GIVEN TASK – Gather up every line that includes the string "colocar".

DATASET EXCERPTS –
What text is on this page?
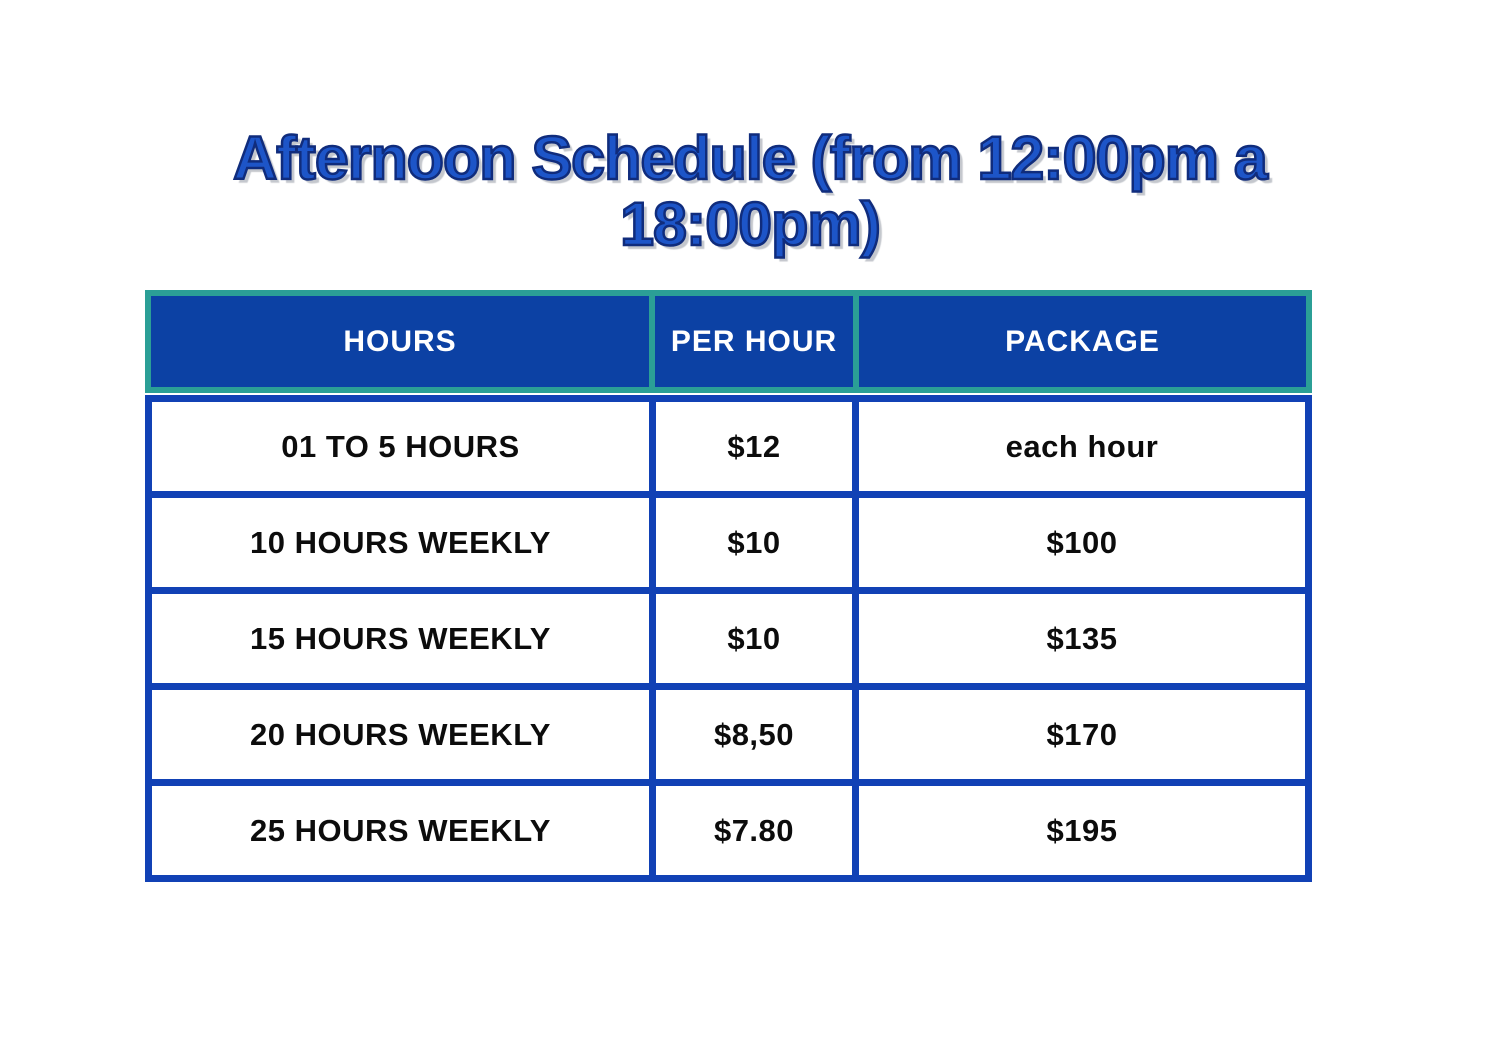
Afternoon Schedule (from 12:00pm a
18:00pm)
HOURS	PER HOUR	PACKAGE
01 TO 5 HOURS	$12	each hour
10 HOURS WEEKLY	$10	$100
15 HOURS WEEKLY	$10	$135
20 HOURS WEEKLY	$8,50	$170
25 HOURS WEEKLY	$7.80	$195
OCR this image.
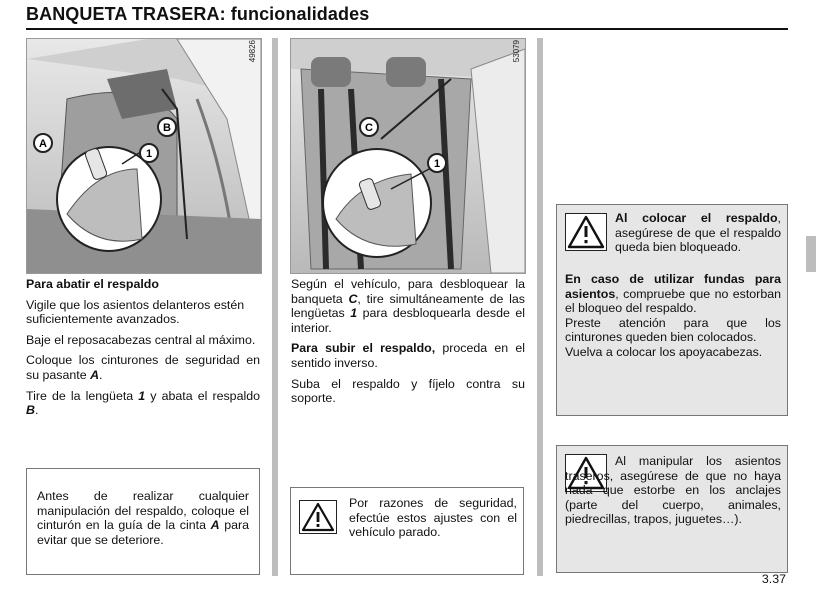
BANQUETA TRASERA: funcionalidades
A
B
1
49826
C
1
53079

Para abatir el respaldo

Vigile que los asientos delanteros estén suficientemente avanzados.

Baje el reposacabezas central al máximo.

Coloque los cinturones de seguridad en su pasante A.

Tire de la lengüeta 1 y abata el respaldo B.

Antes de realizar cualquier manipulación del respaldo, coloque el cinturón en la guía de la cinta A para evitar que se deteriore.

Según el vehículo, para desbloquear la banqueta C, tire simultáneamente de las lengüetas 1 para desbloquearla desde el interior.

Para subir el respaldo, proceda en el sentido inverso.

Suba el respaldo y fíjelo contra su soporte.

Por razones de seguridad, efectúe estos ajustes con el vehículo parado.
Al colocar el respaldo, asegúrese de que el respaldo queda bien bloqueado.
En caso de utilizar fundas para asientos, compruebe que no estorban el bloqueo del respaldo.
Preste atención para que los cinturones queden bien colocados.
Vuelva a colocar los apoyacabezas.
Al manipular los asientos traseros, asegúrese de que no haya nada que estorbe en los anclajes (parte del cuerpo, animales, piedrecillas, trapos, juguetes…).
3.37
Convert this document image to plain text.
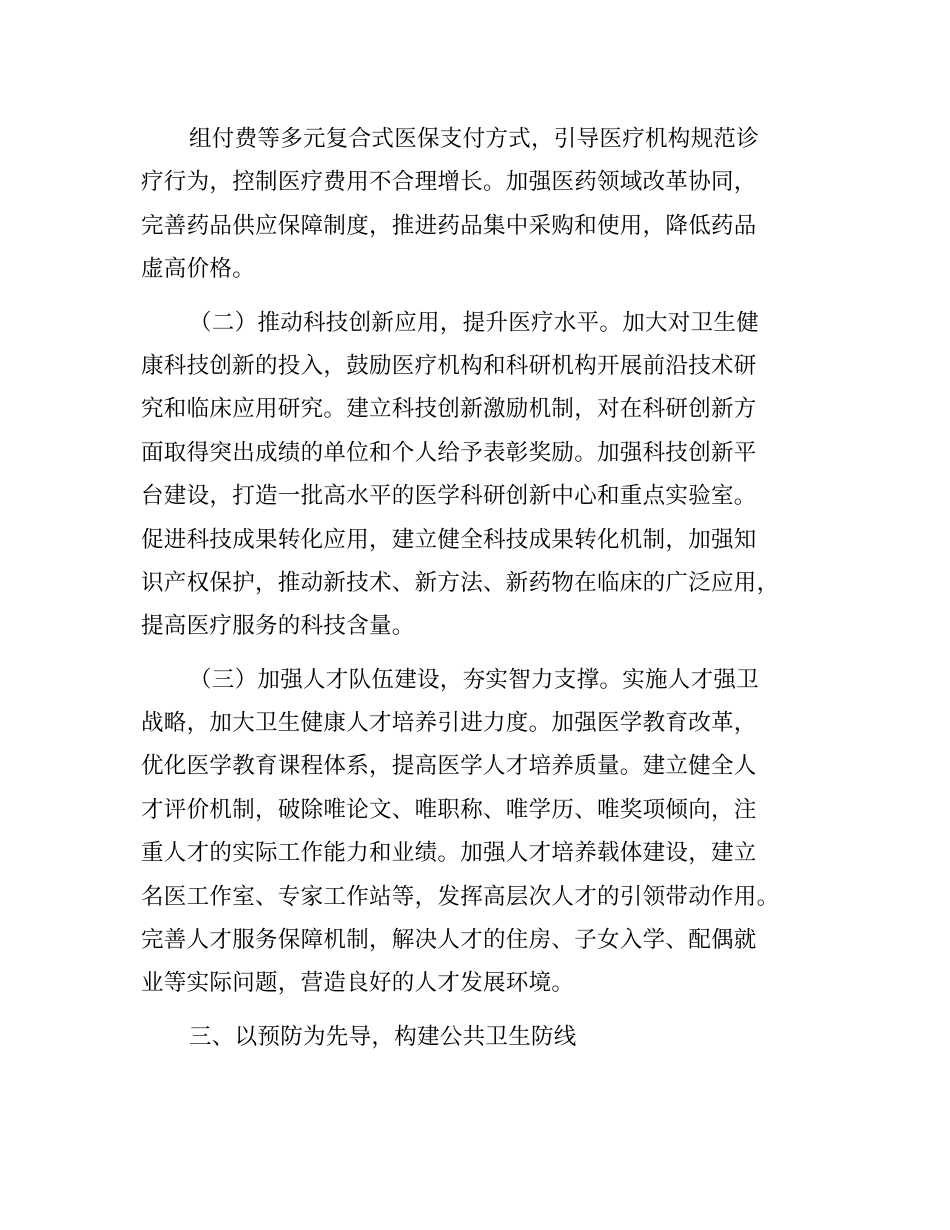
组付费等多元复合式医保支付方式，引导医疗机构规范诊
疗行为，控制医疗费用不合理增长。加强医药领域改革协同，
完善药品供应保障制度，推进药品集中采购和使用，降低药品
虚高价格。
（二）推动科技创新应用，提升医疗水平。加大对卫生健
康科技创新的投入，鼓励医疗机构和科研机构开展前沿技术研
究和临床应用研究。建立科技创新激励机制，对在科研创新方
面取得突出成绩的单位和个人给予表彰奖励。加强科技创新平
台建设，打造一批高水平的医学科研创新中心和重点实验室。
促进科技成果转化应用，建立健全科技成果转化机制，加强知
识产权保护，推动新技术、新方法、新药物在临床的广泛应用，
提高医疗服务的科技含量。
（三）加强人才队伍建设，夯实智力支撑。实施人才强卫
战略，加大卫生健康人才培养引进力度。加强医学教育改革，
优化医学教育课程体系，提高医学人才培养质量。建立健全人
才评价机制，破除唯论文、唯职称、唯学历、唯奖项倾向，注
重人才的实际工作能力和业绩。加强人才培养载体建设，建立
名医工作室、专家工作站等，发挥高层次人才的引领带动作用。
完善人才服务保障机制，解决人才的住房、子女入学、配偶就
业等实际问题，营造良好的人才发展环境。
三、以预防为先导，构建公共卫生防线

SOLUTION FOR THIS TASK –
Al colocar el respaldo, asegúrese de que el respaldo queda bien bloqueado.
Vuelva a colocar los apoyacabezas.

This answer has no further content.